> OBJECTIVE: Can you find the lines of the listing that include "新莊重劃區豪宅" and copy every one?

A run of records
============
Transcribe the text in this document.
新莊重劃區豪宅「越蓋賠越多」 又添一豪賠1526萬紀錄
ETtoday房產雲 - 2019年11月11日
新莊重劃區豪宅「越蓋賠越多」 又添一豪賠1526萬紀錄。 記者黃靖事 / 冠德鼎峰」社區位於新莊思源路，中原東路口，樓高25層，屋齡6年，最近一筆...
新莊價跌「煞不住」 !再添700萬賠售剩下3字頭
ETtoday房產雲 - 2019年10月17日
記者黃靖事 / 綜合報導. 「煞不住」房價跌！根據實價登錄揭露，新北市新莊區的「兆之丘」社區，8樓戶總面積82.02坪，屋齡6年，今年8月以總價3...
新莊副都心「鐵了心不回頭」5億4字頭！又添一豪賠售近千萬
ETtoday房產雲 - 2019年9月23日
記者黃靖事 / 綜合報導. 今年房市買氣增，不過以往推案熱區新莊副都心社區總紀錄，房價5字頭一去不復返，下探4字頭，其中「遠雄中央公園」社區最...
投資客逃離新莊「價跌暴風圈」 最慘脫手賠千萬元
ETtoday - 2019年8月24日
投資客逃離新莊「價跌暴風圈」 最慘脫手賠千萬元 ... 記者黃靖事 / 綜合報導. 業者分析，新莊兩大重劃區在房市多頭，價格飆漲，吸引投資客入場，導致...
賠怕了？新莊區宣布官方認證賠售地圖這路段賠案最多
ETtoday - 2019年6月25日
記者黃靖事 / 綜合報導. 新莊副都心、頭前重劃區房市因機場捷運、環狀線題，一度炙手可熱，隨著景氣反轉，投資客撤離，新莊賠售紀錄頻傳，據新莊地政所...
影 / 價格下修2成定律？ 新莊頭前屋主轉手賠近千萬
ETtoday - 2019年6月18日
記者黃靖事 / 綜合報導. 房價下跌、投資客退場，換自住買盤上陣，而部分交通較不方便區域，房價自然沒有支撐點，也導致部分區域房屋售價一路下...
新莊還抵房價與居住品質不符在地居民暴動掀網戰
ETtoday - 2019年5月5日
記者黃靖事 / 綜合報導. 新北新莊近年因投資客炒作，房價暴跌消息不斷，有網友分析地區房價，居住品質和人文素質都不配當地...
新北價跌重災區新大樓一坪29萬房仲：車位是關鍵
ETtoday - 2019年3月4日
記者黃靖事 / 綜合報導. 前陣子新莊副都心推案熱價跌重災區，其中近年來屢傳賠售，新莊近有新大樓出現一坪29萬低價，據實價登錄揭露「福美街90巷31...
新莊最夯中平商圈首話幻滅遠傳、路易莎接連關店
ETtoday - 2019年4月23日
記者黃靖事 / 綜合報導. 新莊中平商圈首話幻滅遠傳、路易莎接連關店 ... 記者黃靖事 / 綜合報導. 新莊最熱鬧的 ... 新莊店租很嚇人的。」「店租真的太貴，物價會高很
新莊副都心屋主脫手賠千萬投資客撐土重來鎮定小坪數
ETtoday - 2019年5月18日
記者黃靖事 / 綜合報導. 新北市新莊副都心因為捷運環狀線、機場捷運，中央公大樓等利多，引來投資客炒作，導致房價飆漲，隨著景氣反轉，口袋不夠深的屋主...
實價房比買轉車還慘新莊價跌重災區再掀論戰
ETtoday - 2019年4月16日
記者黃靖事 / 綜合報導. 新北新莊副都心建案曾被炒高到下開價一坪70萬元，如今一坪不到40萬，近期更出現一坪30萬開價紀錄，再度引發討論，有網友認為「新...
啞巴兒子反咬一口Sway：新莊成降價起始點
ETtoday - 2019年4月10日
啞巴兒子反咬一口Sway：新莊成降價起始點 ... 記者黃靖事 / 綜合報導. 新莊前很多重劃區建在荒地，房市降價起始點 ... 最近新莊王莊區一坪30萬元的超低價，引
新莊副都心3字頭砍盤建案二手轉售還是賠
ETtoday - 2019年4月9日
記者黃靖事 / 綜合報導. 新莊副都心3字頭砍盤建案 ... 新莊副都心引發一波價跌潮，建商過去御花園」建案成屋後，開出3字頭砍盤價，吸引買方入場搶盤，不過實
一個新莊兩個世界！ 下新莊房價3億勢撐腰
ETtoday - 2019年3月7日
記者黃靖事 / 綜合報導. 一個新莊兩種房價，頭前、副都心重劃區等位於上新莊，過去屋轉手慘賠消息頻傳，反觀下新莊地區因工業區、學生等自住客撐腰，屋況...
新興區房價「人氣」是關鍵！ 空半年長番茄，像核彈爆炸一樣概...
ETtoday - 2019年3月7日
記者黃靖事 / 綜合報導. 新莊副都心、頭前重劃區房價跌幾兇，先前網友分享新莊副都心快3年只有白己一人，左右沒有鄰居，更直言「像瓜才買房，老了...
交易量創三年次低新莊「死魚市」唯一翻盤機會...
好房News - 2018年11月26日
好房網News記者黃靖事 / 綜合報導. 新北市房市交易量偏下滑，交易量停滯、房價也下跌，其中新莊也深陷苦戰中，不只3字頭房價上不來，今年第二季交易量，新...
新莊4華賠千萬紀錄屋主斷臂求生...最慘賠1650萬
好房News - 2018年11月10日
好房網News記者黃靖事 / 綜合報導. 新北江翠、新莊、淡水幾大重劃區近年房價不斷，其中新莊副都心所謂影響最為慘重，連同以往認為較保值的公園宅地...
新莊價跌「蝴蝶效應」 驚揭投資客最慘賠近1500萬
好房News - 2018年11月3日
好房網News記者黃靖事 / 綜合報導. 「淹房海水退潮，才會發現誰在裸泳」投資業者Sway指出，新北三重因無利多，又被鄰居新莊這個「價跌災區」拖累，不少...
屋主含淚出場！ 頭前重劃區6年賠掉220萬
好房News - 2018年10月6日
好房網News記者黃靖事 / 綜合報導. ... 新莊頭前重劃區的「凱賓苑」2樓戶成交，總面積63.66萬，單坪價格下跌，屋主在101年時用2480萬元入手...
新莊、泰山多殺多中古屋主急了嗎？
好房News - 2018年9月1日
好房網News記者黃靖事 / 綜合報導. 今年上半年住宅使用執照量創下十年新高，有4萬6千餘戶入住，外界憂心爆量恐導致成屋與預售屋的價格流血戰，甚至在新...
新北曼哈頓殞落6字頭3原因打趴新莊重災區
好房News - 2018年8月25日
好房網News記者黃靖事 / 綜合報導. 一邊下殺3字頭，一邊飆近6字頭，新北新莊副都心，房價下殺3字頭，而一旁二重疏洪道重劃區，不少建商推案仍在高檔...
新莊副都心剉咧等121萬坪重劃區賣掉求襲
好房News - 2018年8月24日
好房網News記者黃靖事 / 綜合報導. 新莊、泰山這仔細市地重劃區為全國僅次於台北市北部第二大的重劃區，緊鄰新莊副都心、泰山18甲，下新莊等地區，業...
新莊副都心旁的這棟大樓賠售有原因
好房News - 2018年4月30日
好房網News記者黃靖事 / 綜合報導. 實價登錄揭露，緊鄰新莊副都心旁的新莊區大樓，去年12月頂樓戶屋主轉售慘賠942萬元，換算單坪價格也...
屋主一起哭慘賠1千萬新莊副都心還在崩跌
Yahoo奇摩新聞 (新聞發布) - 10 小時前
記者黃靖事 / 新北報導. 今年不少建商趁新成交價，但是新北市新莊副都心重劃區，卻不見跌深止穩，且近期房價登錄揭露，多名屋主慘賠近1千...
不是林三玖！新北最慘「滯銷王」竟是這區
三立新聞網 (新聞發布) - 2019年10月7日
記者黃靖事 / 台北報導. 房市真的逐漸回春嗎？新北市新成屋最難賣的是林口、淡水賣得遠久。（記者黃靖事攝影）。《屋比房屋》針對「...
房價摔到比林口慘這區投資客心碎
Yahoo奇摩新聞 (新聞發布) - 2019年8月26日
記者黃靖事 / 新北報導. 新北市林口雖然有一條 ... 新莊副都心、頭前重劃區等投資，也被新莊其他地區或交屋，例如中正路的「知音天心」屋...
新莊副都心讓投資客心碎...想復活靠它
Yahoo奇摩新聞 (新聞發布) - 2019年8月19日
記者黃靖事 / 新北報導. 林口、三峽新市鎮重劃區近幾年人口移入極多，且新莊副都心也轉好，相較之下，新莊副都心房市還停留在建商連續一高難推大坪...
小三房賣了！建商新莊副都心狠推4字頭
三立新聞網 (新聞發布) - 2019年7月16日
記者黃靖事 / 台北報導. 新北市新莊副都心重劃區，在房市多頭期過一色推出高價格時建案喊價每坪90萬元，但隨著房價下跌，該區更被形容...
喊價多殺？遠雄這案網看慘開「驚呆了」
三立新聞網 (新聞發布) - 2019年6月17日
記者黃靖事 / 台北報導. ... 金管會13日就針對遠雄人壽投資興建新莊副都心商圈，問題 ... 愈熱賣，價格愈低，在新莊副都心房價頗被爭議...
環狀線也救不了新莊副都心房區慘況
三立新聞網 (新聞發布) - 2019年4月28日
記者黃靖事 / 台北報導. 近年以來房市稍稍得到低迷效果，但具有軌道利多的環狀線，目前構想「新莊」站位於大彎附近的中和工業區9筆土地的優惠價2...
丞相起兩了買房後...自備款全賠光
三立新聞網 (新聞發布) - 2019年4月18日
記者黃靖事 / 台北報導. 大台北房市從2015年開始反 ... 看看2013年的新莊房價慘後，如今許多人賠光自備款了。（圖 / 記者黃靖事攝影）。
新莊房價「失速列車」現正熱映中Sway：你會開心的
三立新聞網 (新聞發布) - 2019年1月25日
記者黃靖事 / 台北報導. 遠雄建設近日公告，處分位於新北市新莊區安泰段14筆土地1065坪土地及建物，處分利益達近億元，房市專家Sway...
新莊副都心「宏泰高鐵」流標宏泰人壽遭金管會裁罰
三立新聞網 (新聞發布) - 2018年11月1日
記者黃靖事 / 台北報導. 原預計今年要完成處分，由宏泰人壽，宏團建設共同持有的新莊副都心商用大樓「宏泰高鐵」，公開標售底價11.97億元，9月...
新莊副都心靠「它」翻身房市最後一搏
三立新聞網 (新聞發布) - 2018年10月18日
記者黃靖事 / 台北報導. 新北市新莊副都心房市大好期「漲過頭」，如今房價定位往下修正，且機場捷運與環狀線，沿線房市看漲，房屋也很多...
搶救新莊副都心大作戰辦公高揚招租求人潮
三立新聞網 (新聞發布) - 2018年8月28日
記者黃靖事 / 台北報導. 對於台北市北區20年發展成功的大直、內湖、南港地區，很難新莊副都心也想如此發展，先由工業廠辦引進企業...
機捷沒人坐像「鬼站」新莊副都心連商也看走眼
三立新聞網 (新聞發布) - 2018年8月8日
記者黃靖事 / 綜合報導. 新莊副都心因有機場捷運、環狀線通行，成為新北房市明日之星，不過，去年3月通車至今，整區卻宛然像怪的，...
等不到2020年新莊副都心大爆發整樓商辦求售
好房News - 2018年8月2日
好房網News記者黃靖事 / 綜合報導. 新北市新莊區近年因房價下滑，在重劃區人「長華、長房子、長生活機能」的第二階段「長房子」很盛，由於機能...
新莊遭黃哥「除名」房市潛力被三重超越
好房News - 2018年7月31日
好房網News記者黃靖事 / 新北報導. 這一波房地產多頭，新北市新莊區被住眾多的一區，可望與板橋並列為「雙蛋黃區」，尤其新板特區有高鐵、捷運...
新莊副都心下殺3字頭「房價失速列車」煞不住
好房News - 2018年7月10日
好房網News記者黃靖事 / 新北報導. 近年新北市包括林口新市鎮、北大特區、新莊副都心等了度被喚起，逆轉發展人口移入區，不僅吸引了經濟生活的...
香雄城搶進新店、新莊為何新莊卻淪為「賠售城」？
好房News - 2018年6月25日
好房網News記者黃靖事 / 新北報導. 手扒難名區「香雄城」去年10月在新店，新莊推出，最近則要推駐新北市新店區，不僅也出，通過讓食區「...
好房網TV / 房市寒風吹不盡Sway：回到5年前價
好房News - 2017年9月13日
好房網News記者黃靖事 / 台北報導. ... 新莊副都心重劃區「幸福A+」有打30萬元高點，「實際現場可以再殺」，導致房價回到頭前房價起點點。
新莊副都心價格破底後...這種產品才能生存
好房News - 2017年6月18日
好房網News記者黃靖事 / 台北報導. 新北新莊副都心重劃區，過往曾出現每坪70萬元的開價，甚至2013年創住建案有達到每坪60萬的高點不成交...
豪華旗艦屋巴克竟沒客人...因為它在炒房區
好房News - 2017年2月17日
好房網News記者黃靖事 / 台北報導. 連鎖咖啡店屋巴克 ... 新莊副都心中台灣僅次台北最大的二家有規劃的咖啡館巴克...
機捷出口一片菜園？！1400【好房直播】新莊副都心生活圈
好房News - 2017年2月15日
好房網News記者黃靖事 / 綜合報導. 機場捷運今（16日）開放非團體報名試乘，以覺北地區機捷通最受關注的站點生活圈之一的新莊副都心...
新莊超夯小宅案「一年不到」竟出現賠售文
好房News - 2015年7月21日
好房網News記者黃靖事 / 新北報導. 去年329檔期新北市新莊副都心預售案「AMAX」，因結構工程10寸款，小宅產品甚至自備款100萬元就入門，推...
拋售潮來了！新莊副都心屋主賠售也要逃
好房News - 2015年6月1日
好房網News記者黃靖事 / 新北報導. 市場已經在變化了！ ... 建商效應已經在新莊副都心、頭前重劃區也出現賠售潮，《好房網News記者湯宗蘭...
============
> EXERCISE RESPONSE:
新莊重劃區豪宅「越蓋賠越多」 又添一豪賠1526萬紀錄
新莊重劃區豪宅「越蓋賠越多」 又添一豪賠1526萬紀錄。 記者黃靖事 / 冠德鼎峰」社區位於新莊思源路，中原東路口，樓高25層，屋齡6年，最近一筆...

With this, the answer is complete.